### Problem to solve
Give a verbatim quotation of every record.

### Stored rows
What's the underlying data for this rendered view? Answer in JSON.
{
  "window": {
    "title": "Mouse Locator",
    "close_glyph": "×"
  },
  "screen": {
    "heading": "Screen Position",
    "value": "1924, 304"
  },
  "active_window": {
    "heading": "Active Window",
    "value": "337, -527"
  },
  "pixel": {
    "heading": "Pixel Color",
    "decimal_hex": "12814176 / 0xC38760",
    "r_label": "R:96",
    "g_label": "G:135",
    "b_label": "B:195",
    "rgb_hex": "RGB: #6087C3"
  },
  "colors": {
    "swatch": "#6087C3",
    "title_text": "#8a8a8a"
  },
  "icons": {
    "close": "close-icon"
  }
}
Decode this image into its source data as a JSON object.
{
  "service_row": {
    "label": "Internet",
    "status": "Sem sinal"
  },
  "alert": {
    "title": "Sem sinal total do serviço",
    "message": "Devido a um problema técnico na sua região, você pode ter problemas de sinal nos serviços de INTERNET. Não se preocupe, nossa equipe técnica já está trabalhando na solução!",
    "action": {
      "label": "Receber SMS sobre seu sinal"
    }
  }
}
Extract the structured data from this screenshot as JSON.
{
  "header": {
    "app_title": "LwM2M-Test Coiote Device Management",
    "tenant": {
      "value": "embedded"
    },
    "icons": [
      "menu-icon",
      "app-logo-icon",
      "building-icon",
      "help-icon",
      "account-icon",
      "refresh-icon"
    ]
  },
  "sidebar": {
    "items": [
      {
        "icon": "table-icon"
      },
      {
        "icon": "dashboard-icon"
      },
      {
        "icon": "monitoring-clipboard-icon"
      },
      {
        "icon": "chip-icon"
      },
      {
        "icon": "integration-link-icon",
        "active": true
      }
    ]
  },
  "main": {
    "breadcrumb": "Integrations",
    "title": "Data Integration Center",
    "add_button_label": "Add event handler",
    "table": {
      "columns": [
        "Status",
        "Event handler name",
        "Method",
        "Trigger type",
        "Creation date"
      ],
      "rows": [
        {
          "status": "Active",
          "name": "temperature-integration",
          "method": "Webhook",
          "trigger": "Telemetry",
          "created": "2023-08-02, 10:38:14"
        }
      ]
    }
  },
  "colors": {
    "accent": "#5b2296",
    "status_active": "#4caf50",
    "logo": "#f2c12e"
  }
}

### Problem solution
What's the underlying data for this rendered view? Answer in JSON.
{
  "window": {
    "title": "Mouse Locator",
    "close_glyph": "×"
  },
  "screen": {
    "heading": "Screen Position",
    "value": "1924, 304"
  },
  "active_window": {
    "heading": "Active Window",
    "value": "337, -527"
  },
  "pixel": {
    "heading": "Pixel Color",
    "decimal_hex": "12814176 / 0xC38760",
    "r_label": "R:96",
    "g_label": "G:135",
    "b_label": "B:195",
    "rgb_hex": "RGB: #6087C3"
  },
  "colors": {
    "swatch": "#6087C3",
    "title_text": "#8a8a8a"
  },
  "icons": {
    "close": "close-icon"
  }
}
Decode this image into its source data as a JSON object.
{
  "service_row": {
    "label": "Internet",
    "status": "Sem sinal"
  },
  "alert": {
    "title": "Sem sinal total do serviço",
    "message": "Devido a um problema técnico na sua região, você pode ter problemas de sinal nos serviços de INTERNET. Não se preocupe, nossa equipe técnica já está trabalhando na solução!",
    "action": {
      "label": "Receber SMS sobre seu sinal"
    }
  }
}
Extract the structured data from this screenshot as JSON.
{
  "header": {
    "app_title": "LwM2M-Test Coiote Device Management",
    "tenant": {
      "value": "embedded"
    },
    "icons": [
      "menu-icon",
      "app-logo-icon",
      "building-icon",
      "help-icon",
      "account-icon",
      "refresh-icon"
    ]
  },
  "sidebar": {
    "items": [
      {
        "icon": "table-icon"
      },
      {
        "icon": "dashboard-icon"
      },
      {
        "icon": "monitoring-clipboard-icon"
      },
      {
        "icon": "chip-icon"
      },
      {
        "icon": "integration-link-icon",
        "active": true
      }
    ]
  },
  "main": {
    "breadcrumb": "Integrations",
    "title": "Data Integration Center",
    "add_button_label": "Add event handler",
    "table": {
      "columns": [
        "Status",
        "Event handler name",
        "Method",
        "Trigger type",
        "Creation date"
      ],
      "rows": [
        {
          "status": "Active",
          "name": "temperature-integration",
          "method": "Webhook",
          "trigger": "Telemetry",
          "created": "2023-08-02, 10:38:14"
        }
      ]
    }
  },
  "colors": {
    "accent": "#5b2296",
    "status_active": "#4caf50",
    "logo": "#f2c12e"
  }
}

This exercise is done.